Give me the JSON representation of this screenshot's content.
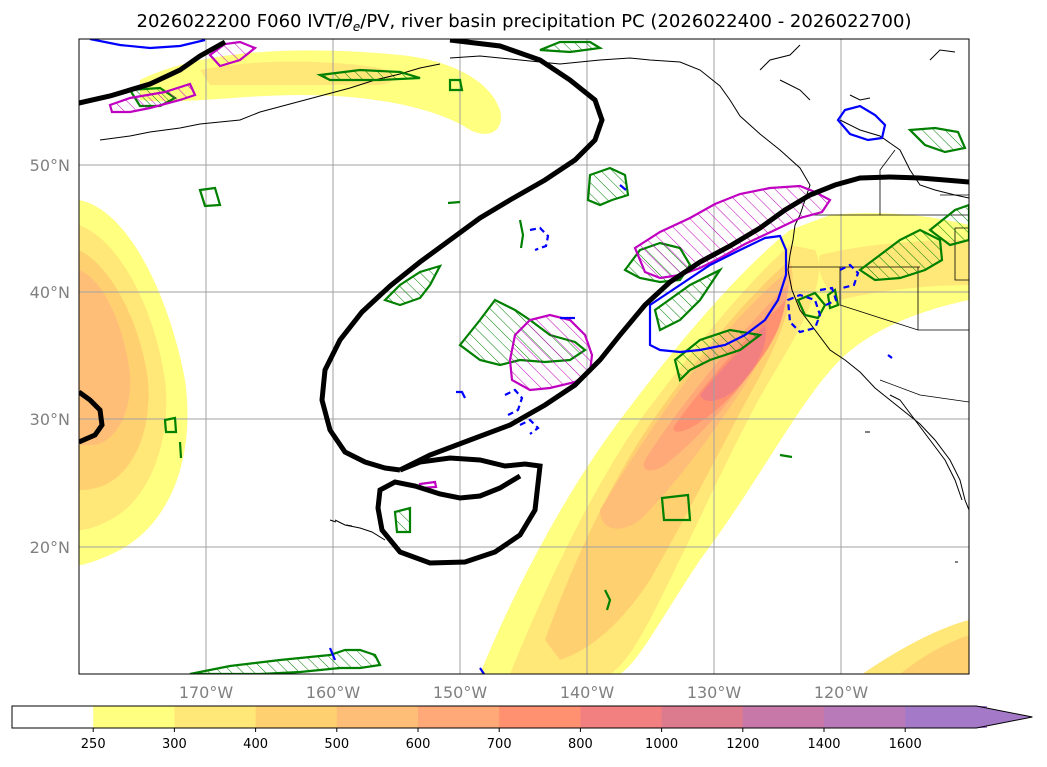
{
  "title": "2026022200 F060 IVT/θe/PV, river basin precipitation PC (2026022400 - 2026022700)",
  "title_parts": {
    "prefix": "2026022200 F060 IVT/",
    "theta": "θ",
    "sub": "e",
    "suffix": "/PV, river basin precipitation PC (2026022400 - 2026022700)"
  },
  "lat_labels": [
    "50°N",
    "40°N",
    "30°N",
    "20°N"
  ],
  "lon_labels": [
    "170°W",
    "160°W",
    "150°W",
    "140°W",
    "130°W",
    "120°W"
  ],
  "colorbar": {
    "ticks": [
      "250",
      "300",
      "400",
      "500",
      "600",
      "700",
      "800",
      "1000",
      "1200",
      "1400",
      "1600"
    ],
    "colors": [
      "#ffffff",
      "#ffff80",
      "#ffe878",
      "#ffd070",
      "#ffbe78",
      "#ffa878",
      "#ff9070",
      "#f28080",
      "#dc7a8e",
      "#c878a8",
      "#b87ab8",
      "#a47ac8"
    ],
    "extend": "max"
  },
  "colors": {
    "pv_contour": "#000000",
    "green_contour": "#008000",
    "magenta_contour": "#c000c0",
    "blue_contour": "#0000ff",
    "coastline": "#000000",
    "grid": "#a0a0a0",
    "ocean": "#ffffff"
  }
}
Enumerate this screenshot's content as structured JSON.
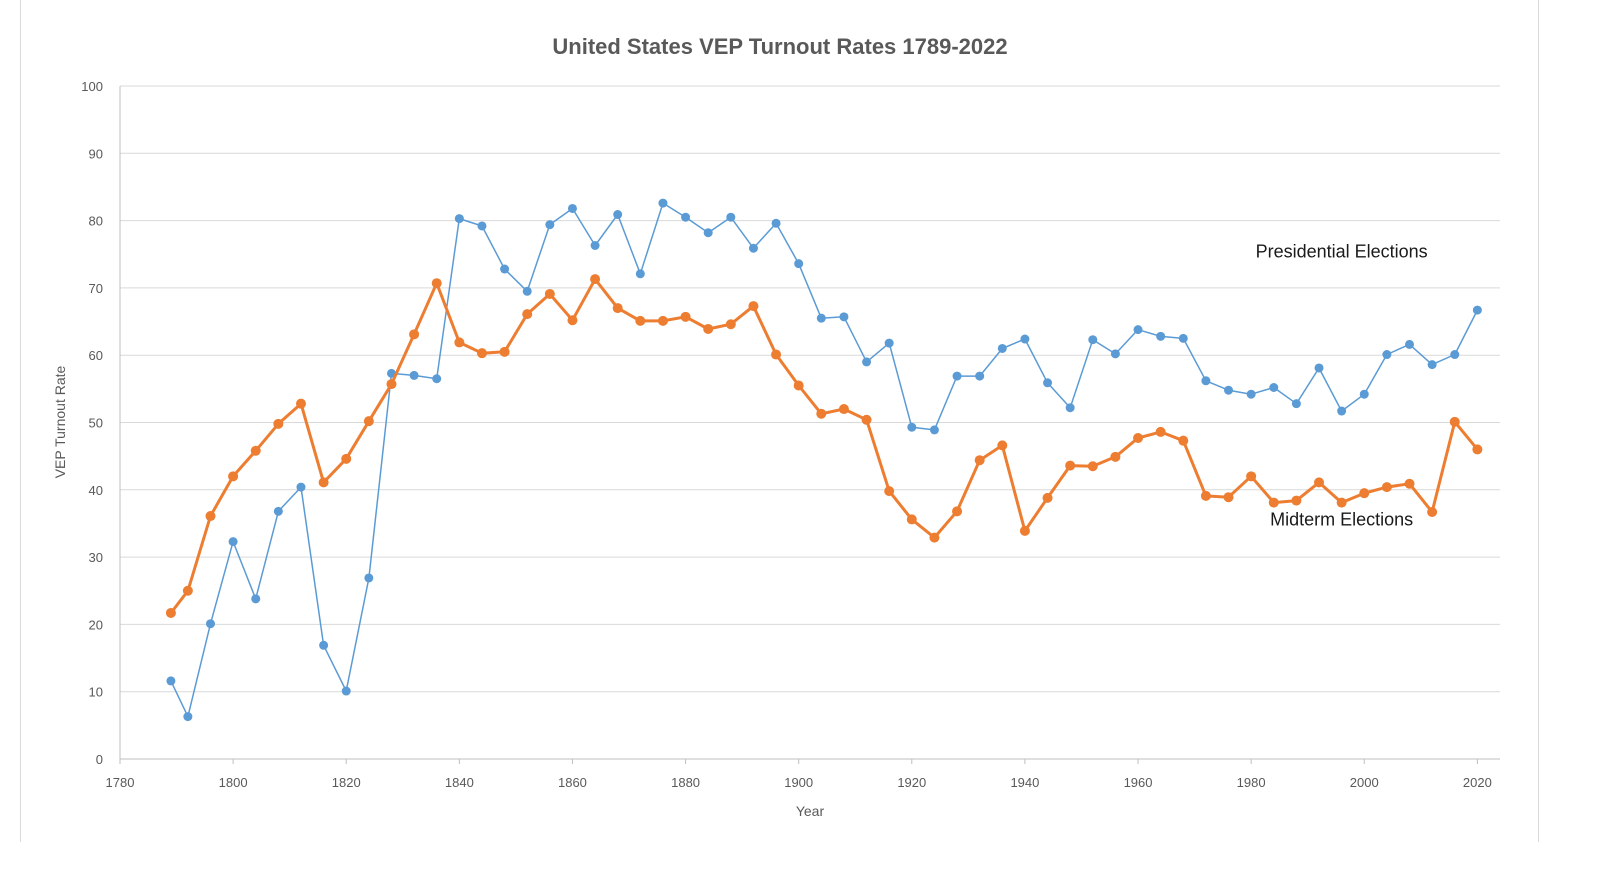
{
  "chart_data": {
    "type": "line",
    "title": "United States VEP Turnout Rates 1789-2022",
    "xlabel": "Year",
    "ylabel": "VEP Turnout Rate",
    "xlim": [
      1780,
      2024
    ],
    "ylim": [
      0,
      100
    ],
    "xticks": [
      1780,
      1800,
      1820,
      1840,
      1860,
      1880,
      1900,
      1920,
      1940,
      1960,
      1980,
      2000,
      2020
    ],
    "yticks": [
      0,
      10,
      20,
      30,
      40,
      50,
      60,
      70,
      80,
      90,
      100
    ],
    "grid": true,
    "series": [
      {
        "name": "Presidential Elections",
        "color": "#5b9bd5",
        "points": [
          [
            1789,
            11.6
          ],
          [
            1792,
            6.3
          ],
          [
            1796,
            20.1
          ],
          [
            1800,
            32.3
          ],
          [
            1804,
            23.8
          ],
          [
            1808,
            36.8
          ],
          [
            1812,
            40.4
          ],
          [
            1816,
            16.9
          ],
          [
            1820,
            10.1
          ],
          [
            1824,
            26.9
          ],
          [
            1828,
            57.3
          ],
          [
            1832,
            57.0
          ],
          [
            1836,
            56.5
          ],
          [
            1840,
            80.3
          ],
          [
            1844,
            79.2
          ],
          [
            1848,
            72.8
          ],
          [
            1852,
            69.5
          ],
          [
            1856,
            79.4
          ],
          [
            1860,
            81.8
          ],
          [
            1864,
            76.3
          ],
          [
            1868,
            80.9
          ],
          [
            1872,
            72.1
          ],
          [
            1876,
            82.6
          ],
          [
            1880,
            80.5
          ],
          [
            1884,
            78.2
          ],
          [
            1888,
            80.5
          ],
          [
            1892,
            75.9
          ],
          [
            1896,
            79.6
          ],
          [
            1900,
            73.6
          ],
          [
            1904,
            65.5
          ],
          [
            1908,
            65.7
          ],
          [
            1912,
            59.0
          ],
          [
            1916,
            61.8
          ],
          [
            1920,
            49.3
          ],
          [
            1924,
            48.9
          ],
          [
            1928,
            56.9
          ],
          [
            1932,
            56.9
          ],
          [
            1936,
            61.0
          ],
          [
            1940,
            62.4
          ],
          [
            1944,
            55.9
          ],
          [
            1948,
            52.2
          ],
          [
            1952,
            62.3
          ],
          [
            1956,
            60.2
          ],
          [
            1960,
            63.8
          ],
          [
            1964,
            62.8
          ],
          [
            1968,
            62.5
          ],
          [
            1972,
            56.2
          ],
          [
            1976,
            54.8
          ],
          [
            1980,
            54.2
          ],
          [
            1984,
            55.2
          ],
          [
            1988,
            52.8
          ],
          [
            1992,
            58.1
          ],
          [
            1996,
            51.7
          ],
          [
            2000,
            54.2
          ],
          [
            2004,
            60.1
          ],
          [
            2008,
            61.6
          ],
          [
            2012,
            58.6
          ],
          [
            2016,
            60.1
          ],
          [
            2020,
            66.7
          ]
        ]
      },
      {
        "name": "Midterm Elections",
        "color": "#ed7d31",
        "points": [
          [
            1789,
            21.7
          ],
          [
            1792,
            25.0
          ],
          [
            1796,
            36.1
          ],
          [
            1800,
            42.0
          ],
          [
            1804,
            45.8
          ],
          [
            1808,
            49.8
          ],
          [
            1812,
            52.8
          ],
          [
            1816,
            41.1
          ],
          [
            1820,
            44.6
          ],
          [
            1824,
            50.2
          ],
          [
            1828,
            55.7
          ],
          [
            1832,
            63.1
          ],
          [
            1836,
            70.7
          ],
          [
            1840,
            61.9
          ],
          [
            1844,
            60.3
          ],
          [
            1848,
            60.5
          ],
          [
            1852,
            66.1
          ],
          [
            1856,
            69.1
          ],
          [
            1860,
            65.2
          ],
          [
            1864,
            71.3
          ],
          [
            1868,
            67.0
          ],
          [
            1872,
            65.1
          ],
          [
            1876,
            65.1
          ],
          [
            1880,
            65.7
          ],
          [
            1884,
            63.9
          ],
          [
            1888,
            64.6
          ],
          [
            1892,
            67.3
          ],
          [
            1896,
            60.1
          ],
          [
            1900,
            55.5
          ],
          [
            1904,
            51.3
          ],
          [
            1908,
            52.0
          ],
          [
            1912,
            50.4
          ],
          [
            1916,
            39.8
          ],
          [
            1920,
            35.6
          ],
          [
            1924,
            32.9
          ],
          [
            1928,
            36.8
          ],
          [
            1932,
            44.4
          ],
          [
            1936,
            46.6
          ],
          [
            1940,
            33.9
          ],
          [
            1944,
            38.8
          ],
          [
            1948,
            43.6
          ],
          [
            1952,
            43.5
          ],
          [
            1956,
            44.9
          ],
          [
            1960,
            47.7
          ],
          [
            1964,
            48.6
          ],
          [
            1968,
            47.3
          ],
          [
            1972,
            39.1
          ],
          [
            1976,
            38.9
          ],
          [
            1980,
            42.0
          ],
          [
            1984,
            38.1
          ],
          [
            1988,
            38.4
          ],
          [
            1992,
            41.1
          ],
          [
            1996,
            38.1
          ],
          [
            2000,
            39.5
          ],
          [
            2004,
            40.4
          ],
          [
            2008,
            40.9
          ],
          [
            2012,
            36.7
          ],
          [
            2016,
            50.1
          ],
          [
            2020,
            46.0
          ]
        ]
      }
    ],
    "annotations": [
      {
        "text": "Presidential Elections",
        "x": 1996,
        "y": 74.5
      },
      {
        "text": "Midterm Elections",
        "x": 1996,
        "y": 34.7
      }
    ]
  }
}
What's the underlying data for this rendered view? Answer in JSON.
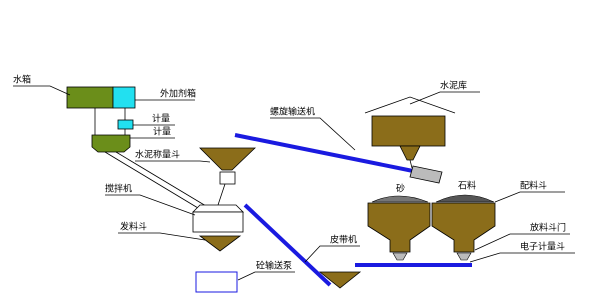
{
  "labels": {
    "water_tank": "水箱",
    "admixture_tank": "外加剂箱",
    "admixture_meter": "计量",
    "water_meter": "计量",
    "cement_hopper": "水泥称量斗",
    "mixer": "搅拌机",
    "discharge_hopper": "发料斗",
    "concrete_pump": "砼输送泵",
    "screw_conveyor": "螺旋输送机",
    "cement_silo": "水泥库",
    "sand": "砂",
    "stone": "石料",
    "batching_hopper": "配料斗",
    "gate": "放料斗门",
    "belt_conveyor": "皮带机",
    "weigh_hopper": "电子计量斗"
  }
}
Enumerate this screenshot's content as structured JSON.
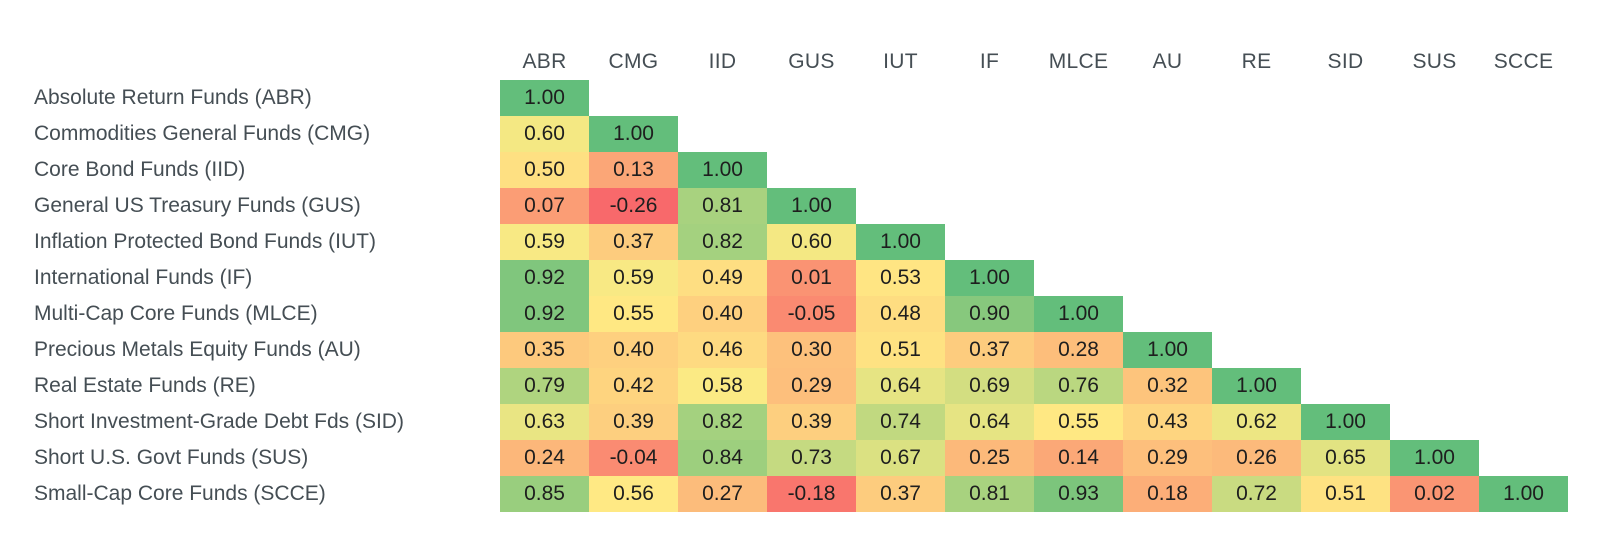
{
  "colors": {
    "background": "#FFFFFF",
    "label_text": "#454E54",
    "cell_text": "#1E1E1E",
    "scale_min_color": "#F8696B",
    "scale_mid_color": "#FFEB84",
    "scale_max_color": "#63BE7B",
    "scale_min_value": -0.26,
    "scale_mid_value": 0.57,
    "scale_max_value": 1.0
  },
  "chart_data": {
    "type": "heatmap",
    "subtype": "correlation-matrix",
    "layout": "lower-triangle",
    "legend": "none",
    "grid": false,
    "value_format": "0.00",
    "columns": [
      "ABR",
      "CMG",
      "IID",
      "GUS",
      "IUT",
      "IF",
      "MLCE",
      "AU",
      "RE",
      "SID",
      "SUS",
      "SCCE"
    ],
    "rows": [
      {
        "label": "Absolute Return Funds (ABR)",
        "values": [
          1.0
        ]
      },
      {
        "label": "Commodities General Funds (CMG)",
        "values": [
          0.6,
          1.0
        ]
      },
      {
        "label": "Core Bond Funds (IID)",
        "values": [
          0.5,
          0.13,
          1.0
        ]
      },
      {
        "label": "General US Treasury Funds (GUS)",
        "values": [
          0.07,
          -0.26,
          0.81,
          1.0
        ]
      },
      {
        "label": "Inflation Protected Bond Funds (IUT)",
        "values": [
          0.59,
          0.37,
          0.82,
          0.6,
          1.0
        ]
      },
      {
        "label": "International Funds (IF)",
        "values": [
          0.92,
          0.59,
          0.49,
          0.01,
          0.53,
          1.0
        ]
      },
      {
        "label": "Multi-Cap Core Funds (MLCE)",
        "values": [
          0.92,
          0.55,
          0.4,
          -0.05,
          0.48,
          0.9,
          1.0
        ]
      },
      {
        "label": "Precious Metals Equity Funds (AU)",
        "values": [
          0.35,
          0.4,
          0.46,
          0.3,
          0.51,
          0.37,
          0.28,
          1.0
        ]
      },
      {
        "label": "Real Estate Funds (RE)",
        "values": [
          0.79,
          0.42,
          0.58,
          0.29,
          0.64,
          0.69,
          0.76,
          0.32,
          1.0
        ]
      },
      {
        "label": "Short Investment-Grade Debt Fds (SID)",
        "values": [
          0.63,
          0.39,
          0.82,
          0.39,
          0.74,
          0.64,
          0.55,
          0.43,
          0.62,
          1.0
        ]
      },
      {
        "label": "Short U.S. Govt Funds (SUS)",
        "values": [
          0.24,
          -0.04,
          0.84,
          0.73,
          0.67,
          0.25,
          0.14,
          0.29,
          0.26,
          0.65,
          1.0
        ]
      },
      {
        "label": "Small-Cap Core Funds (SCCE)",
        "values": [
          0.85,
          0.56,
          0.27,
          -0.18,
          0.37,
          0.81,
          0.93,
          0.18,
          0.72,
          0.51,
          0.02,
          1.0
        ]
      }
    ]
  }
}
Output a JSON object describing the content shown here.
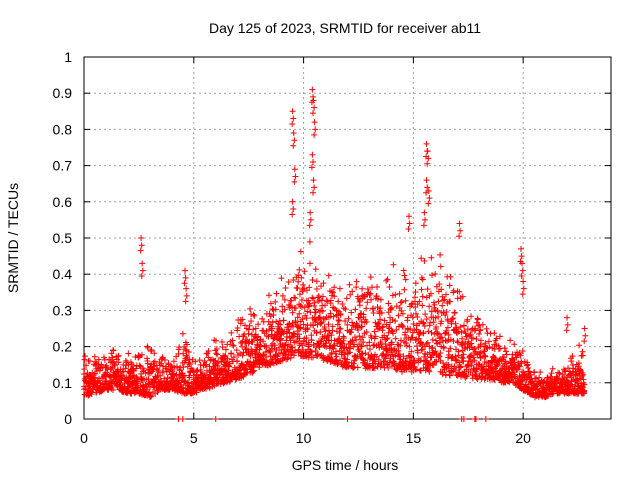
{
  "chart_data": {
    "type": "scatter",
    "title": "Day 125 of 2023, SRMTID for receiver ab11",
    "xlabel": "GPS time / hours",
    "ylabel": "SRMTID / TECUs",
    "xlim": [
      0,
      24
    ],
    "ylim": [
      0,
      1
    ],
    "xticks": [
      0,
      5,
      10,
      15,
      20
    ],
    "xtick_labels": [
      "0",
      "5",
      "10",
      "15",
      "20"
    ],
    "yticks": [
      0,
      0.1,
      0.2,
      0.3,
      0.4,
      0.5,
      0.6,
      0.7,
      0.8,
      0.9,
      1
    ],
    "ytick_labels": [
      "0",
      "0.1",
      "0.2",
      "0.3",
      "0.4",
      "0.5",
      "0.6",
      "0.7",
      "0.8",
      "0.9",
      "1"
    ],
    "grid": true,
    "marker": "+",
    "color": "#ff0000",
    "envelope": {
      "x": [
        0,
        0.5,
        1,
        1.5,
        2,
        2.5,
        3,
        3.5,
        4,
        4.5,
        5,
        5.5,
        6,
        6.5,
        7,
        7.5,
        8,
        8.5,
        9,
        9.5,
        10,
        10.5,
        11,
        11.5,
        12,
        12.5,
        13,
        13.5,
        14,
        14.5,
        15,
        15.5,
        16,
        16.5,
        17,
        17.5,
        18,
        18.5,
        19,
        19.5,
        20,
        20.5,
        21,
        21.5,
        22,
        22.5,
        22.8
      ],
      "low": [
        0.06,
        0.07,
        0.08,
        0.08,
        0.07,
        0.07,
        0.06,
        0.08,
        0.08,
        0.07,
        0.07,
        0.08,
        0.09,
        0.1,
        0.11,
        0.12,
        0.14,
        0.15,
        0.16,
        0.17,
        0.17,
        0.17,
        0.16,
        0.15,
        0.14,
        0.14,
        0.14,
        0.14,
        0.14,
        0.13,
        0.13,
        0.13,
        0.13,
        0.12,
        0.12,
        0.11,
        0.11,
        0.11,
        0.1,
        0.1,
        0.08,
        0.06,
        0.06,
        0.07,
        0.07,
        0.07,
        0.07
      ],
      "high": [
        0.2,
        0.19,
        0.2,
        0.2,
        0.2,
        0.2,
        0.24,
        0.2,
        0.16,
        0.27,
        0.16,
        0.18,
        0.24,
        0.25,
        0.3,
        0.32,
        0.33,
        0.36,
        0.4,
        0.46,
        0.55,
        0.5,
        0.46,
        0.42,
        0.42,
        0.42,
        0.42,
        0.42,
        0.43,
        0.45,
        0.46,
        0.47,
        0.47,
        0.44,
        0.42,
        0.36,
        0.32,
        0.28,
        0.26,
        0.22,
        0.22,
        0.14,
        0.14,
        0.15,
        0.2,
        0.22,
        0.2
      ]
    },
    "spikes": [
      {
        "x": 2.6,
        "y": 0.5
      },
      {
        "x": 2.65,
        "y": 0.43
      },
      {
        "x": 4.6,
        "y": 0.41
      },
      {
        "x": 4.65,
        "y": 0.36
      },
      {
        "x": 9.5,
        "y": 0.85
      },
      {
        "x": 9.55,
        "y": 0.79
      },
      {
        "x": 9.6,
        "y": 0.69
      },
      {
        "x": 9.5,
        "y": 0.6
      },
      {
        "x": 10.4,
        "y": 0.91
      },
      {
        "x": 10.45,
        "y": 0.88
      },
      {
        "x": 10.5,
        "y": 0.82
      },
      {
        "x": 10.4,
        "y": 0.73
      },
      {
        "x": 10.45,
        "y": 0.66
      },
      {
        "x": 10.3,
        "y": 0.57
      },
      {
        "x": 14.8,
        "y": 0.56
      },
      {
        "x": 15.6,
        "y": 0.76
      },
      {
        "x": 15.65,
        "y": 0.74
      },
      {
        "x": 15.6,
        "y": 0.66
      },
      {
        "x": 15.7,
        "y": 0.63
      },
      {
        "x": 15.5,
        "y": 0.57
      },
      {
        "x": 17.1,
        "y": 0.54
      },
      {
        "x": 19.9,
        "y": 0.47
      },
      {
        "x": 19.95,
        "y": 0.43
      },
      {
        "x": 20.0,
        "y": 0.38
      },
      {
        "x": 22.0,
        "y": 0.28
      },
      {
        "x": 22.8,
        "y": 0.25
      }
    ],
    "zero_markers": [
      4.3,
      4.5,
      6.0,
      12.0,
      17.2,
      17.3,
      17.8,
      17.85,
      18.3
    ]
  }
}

**Aim:** Copy all lines above containing the string "MLCE".

**Reply to the exercise:**
      "MLCE",
        "label": "Multi-Cap Core Funds (MLCE)",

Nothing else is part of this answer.